YOUR GOAL: Repeat every line of the data exactly, but not the pictures.

********

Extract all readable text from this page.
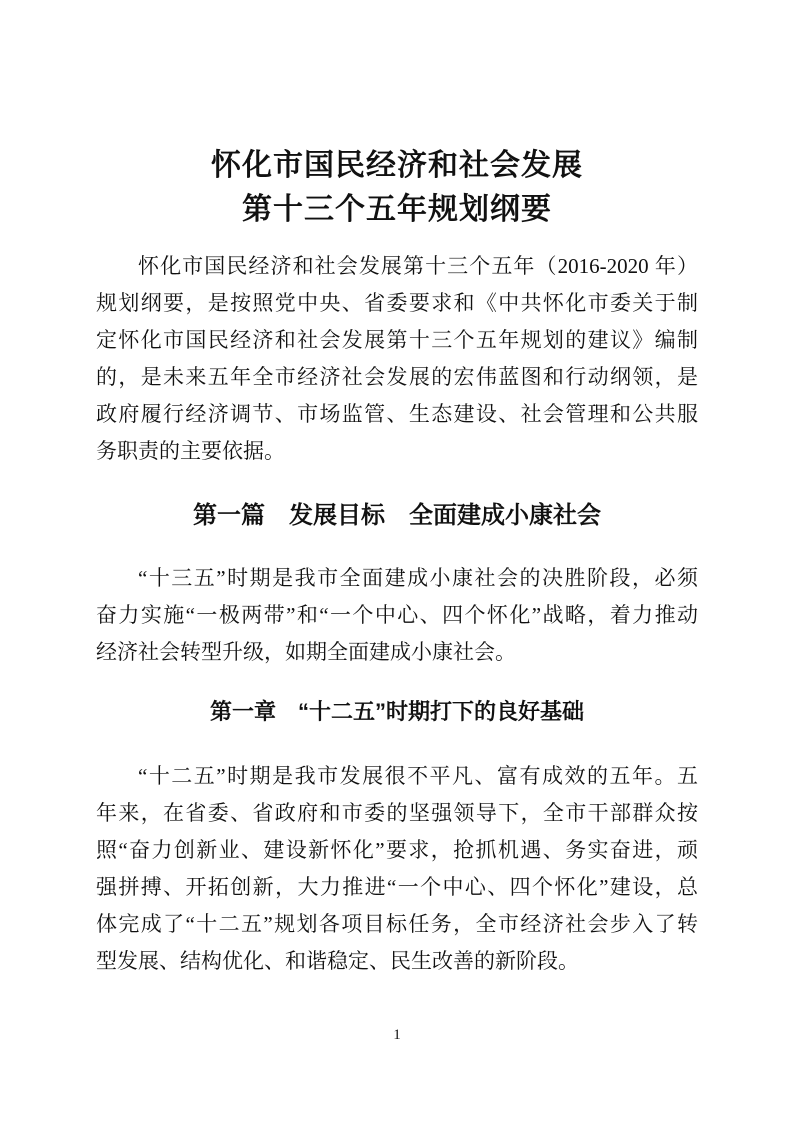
怀化市国民经济和社会发展
第十三个五年规划纲要
怀化市国民经济和社会发展第十三个五年（2016-2020 年）
规划纲要，是按照党中央、省委要求和《中共怀化市委关于制
定怀化市国民经济和社会发展第十三个五年规划的建议》编制
的，是未来五年全市经济社会发展的宏伟蓝图和行动纲领，是
政府履行经济调节、市场监管、生态建设、社会管理和公共服
务职责的主要依据。
第一篇　发展目标　全面建成小康社会
“十三五”时期是我市全面建成小康社会的决胜阶段，必须
奋力实施“一极两带”和“一个中心、四个怀化”战略，着力推动
经济社会转型升级，如期全面建成小康社会。
第一章　“十二五”时期打下的良好基础
“十二五”时期是我市发展很不平凡、富有成效的五年。五
年来，在省委、省政府和市委的坚强领导下，全市干部群众按
照“奋力创新业、建设新怀化”要求，抢抓机遇、务实奋进，顽
强拼搏、开拓创新，大力推进“一个中心、四个怀化”建设，总
体完成了“十二五”规划各项目标任务，全市经济社会步入了转
型发展、结构优化、和谐稳定、民生改善的新阶段。
1
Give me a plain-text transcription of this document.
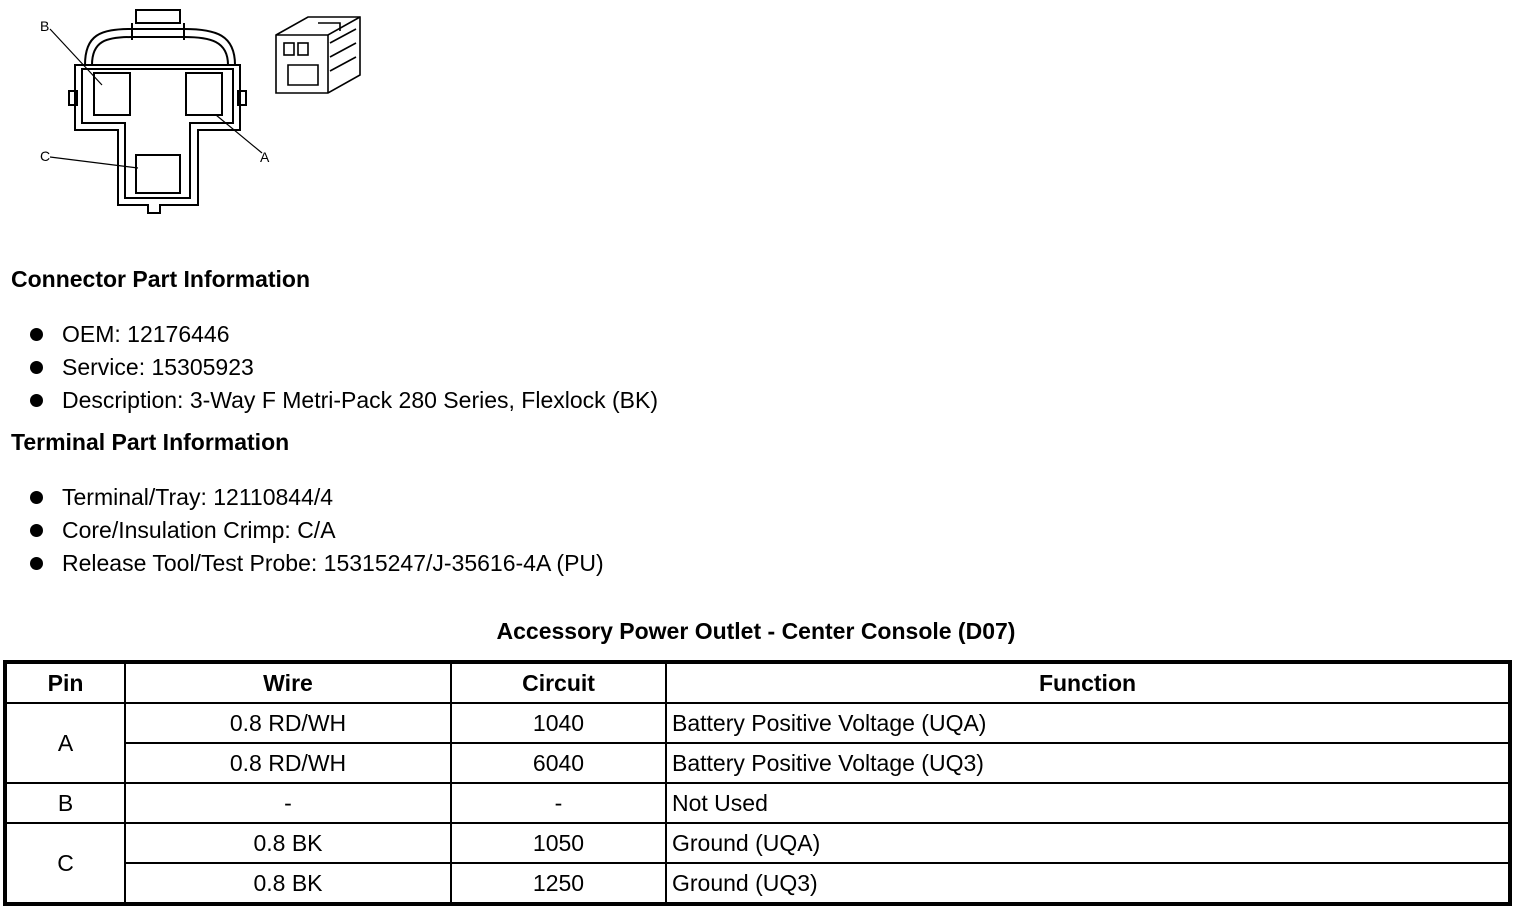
B
C	A
Connector Part Information
OEM: 12176446
Service: 15305923
Description: 3-Way F Metri-Pack 280 Series, Flexlock (BK)
Terminal Part Information
Terminal/Tray: 12110844/4
Core/Insulation Crimp: C/A
Release Tool/Test Probe: 15315247/J-35616-4A (PU)
Accessory Power Outlet - Center Console (D07)
Pin	Wire	Circuit	Function
A	0.8 RD/WH	1040	Battery Positive Voltage (UQA)
	0.8 RD/WH	6040	Battery Positive Voltage (UQ3)
B	-	-	Not Used
C	0.8 BK	1050	Ground (UQA)
	0.8 BK	1250	Ground (UQ3)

********

TASK RESPONSE:
Extract all readable text from this page.
怀化市国民经济和社会发展
第十三个五年规划纲要
怀化市国民经济和社会发展第十三个五年（2016-2020 年）
规划纲要，是按照党中央、省委要求和《中共怀化市委关于制
定怀化市国民经济和社会发展第十三个五年规划的建议》编制
的，是未来五年全市经济社会发展的宏伟蓝图和行动纲领，是
政府履行经济调节、市场监管、生态建设、社会管理和公共服
务职责的主要依据。
第一篇　发展目标　全面建成小康社会
“十三五”时期是我市全面建成小康社会的决胜阶段，必须
奋力实施“一极两带”和“一个中心、四个怀化”战略，着力推动
经济社会转型升级，如期全面建成小康社会。
第一章　“十二五”时期打下的良好基础
“十二五”时期是我市发展很不平凡、富有成效的五年。五
年来，在省委、省政府和市委的坚强领导下，全市干部群众按
照“奋力创新业、建设新怀化”要求，抢抓机遇、务实奋进，顽
强拼搏、开拓创新，大力推进“一个中心、四个怀化”建设，总
体完成了“十二五”规划各项目标任务，全市经济社会步入了转
型发展、结构优化、和谐稳定、民生改善的新阶段。
1
Give me a plain-text transcription of this document.
B
C	A
Connector Part Information
OEM: 12176446
Service: 15305923
Description: 3-Way F Metri-Pack 280 Series, Flexlock (BK)
Terminal Part Information
Terminal/Tray: 12110844/4
Core/Insulation Crimp: C/A
Release Tool/Test Probe: 15315247/J-35616-4A (PU)
Accessory Power Outlet - Center Console (D07)
Pin	Wire	Circuit	Function
A	0.8 RD/WH	1040	Battery Positive Voltage (UQA)
	0.8 RD/WH	6040	Battery Positive Voltage (UQ3)
B	-	-	Not Used
C	0.8 BK	1050	Ground (UQA)
	0.8 BK	1250	Ground (UQ3)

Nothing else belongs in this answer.